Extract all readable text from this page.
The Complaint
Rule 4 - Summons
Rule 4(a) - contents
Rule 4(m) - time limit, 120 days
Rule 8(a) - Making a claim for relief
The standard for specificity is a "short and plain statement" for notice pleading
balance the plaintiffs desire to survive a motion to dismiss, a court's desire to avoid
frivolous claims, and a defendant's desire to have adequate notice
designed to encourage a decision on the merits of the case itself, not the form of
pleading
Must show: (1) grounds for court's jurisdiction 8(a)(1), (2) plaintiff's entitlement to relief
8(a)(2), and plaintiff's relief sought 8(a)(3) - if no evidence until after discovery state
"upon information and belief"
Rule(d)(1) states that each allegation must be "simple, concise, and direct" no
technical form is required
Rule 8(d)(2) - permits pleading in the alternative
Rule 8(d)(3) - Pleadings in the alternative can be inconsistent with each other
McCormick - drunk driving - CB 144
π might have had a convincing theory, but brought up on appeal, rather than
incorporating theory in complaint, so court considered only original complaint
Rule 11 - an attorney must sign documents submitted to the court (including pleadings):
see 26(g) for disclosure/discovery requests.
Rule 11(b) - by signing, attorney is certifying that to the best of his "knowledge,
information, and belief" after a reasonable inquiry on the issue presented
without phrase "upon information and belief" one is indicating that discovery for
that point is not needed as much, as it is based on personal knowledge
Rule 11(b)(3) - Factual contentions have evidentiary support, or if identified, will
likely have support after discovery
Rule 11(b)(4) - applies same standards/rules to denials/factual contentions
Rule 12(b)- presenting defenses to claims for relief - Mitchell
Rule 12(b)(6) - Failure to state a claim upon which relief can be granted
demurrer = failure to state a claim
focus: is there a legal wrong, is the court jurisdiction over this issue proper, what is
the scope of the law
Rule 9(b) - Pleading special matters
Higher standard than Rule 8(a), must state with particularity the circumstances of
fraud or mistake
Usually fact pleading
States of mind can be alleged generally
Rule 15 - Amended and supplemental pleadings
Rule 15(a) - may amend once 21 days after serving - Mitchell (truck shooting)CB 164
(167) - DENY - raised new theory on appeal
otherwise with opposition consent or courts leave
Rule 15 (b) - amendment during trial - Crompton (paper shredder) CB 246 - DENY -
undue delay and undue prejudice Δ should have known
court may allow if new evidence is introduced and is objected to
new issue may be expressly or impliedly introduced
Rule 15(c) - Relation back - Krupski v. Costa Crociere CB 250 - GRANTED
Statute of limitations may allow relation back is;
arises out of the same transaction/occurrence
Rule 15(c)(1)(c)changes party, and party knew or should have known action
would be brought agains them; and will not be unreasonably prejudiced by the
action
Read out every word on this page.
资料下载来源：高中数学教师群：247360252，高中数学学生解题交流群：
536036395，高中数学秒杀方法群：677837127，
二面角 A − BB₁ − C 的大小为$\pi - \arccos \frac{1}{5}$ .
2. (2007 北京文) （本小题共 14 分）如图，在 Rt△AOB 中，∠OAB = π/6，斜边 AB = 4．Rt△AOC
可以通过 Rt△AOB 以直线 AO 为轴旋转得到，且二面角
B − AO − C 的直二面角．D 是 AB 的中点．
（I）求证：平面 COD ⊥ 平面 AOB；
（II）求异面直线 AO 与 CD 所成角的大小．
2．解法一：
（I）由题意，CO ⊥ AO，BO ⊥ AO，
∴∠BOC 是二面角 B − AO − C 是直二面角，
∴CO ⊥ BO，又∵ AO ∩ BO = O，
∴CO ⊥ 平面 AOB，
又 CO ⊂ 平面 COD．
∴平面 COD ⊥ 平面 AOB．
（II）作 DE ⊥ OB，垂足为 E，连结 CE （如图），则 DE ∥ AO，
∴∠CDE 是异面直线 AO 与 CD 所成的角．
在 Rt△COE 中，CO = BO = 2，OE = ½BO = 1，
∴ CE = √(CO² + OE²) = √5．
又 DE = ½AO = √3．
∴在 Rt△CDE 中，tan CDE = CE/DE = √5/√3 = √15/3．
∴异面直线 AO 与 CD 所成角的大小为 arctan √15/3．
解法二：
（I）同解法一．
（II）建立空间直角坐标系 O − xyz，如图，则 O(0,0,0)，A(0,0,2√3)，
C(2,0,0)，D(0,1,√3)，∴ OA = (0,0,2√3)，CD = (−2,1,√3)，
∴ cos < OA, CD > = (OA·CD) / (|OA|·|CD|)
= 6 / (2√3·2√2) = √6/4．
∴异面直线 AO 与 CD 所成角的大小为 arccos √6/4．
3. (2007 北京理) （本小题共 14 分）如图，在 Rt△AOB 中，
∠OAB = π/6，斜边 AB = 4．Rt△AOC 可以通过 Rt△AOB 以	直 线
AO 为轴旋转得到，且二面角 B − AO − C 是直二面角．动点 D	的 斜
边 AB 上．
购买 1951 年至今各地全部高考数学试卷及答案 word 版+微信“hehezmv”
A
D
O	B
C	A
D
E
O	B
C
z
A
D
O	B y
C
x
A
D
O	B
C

### Task to carry out
All lines that include "appeal" are to be gathered and copied.

### The output
π might have had a convincing theory, but brought up on appeal, rather than
(167) - DENY - raised new theory on appeal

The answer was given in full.